*What the task requires*: Present every line in which the string "cseréje" appears.

*Supplied material*:
_ _ _ _ _
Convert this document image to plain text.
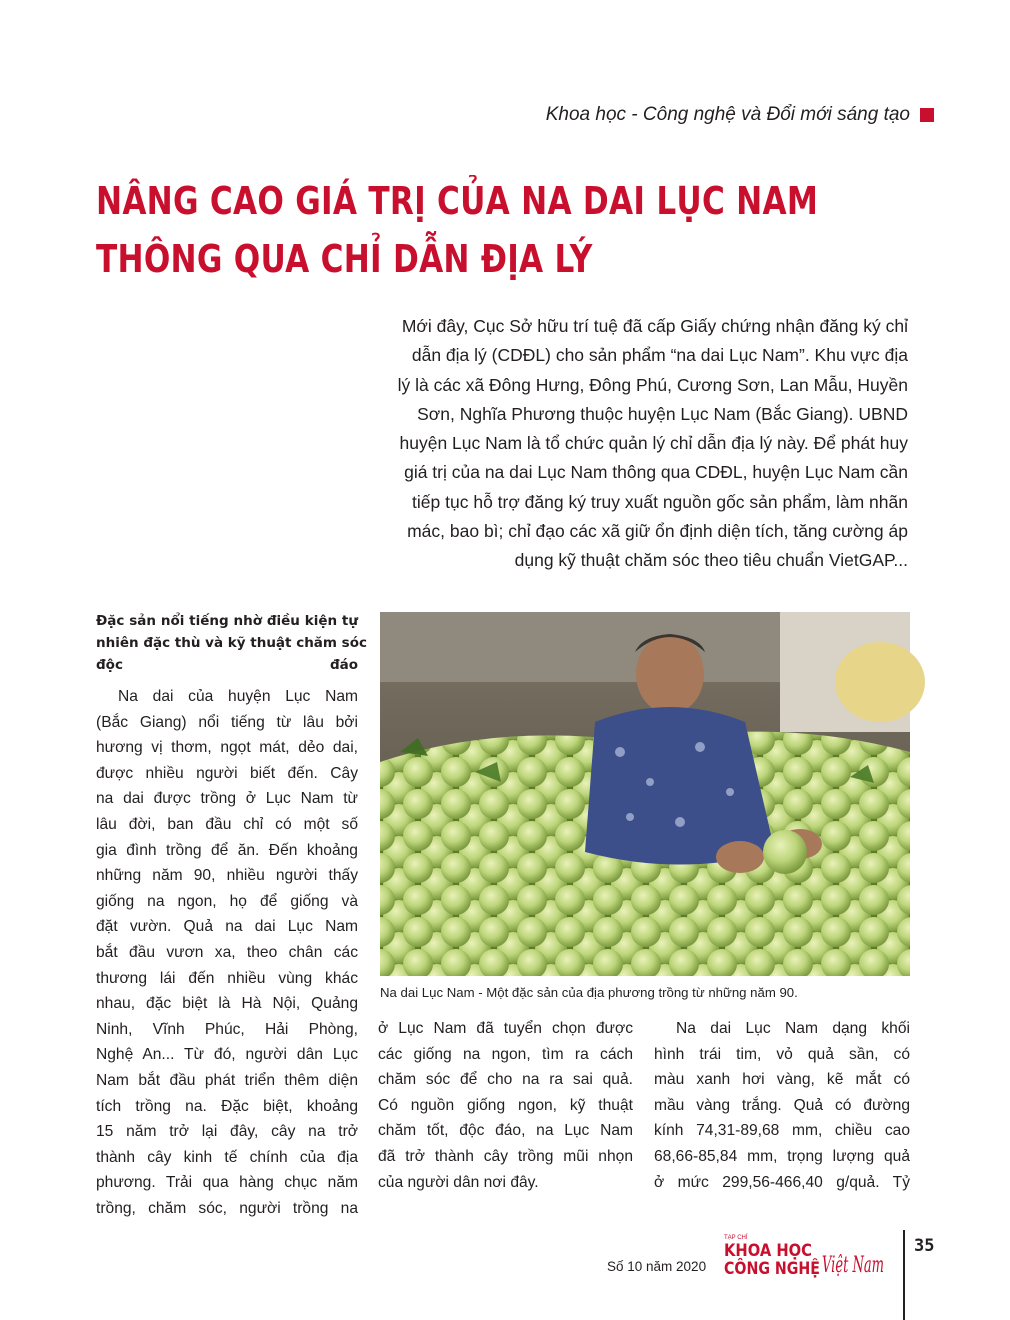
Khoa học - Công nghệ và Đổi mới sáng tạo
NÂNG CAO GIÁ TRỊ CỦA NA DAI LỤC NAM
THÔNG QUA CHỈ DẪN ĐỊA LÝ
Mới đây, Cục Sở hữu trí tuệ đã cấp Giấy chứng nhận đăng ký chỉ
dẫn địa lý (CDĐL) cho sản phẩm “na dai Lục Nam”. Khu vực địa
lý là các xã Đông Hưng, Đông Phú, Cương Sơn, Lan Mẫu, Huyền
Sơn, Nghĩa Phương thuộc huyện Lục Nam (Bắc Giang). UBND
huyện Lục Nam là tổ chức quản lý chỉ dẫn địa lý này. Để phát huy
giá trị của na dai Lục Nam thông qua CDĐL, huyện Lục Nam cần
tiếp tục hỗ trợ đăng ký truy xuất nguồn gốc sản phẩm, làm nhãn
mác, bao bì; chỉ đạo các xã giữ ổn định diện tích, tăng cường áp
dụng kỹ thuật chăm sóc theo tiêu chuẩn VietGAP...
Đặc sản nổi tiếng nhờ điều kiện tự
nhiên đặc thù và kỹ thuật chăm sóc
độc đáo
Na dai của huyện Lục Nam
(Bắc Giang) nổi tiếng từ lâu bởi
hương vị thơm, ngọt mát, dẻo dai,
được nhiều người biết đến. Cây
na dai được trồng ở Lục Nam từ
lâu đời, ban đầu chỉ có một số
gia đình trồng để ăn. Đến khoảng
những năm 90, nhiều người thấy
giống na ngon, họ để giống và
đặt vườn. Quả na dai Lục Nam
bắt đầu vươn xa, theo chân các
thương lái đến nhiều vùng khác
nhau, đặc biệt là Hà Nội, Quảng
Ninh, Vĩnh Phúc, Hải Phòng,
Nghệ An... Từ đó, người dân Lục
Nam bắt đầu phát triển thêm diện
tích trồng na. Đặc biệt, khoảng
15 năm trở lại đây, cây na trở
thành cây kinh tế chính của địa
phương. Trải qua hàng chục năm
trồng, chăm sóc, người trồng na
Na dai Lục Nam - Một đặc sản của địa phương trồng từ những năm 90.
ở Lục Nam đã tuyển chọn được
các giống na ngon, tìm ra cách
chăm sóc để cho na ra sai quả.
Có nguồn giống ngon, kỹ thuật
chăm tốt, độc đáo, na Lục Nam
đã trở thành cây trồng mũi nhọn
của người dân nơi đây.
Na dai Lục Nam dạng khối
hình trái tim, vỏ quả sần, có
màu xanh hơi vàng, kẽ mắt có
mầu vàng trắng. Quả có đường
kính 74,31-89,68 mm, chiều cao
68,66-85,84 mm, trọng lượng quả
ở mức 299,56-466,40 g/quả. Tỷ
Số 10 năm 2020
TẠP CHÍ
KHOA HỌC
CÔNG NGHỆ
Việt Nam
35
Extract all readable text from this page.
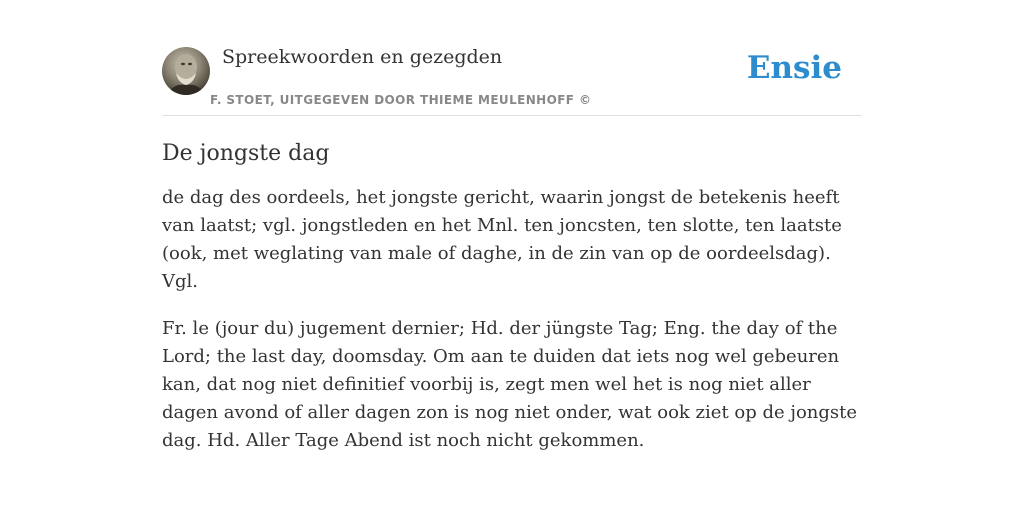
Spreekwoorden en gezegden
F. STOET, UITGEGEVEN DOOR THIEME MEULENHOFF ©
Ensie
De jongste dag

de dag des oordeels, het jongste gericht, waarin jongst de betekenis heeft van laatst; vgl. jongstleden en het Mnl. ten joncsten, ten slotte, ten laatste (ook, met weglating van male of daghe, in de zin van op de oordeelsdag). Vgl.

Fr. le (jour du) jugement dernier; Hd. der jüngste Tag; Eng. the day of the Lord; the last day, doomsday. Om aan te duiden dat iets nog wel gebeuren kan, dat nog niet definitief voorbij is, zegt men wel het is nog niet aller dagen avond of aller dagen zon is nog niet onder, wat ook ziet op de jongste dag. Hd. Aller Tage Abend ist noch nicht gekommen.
_ _ _ _ _
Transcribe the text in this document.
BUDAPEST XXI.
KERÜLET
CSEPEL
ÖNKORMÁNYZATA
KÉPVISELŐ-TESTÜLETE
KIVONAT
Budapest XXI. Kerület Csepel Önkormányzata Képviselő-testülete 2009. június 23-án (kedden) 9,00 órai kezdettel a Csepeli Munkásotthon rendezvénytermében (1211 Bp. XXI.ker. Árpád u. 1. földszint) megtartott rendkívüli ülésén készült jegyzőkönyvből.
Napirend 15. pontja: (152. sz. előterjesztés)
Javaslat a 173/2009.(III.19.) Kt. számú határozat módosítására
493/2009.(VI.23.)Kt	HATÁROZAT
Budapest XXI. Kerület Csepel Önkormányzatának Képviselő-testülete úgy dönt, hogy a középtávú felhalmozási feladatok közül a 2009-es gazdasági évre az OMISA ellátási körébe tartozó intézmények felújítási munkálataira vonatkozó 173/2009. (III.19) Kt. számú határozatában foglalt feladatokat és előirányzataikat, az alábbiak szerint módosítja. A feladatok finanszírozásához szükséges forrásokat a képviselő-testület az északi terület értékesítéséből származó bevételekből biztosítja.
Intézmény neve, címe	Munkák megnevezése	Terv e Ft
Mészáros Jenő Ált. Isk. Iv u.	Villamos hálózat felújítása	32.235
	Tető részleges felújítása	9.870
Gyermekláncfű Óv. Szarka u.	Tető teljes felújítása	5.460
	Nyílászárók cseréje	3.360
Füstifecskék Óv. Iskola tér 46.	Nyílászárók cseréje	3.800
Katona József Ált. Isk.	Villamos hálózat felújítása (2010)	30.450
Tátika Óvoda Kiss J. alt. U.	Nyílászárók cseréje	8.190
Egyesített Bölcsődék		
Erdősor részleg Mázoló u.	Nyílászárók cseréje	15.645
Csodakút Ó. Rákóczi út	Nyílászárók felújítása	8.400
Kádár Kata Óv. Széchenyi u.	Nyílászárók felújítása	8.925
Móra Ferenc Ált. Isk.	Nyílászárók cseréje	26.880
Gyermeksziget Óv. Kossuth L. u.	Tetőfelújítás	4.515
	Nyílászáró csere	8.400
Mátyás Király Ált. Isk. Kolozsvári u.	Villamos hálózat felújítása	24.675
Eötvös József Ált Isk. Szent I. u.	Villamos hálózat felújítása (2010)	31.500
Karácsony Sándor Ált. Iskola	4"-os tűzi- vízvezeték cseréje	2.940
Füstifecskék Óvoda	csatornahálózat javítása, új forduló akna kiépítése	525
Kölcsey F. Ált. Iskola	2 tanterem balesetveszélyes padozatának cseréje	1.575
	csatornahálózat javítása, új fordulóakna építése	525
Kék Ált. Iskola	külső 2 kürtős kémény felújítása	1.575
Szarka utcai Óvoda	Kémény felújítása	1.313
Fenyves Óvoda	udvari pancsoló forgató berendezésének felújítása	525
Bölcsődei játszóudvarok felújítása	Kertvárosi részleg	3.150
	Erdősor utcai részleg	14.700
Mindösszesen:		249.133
_ _ _ _ _
*Exercise answer*:
	Nyílászárók cseréje	3.360
Füstifecskék Óv. Iskola tér 46.	Nyílászárók cseréje	3.800
Tátika Óvoda Kiss J. alt. U.	Nyílászárók cseréje	8.190
Erdősor részleg Mázoló u.	Nyílászárók cseréje	15.645
Móra Ferenc Ált. Isk.	Nyílászárók cseréje	26.880
Karácsony Sándor Ált. Iskola	4"-os tűzi- vízvezeték cseréje	2.940
Kölcsey F. Ált. Iskola	2 tanterem balesetveszélyes padozatának cseréje	1.575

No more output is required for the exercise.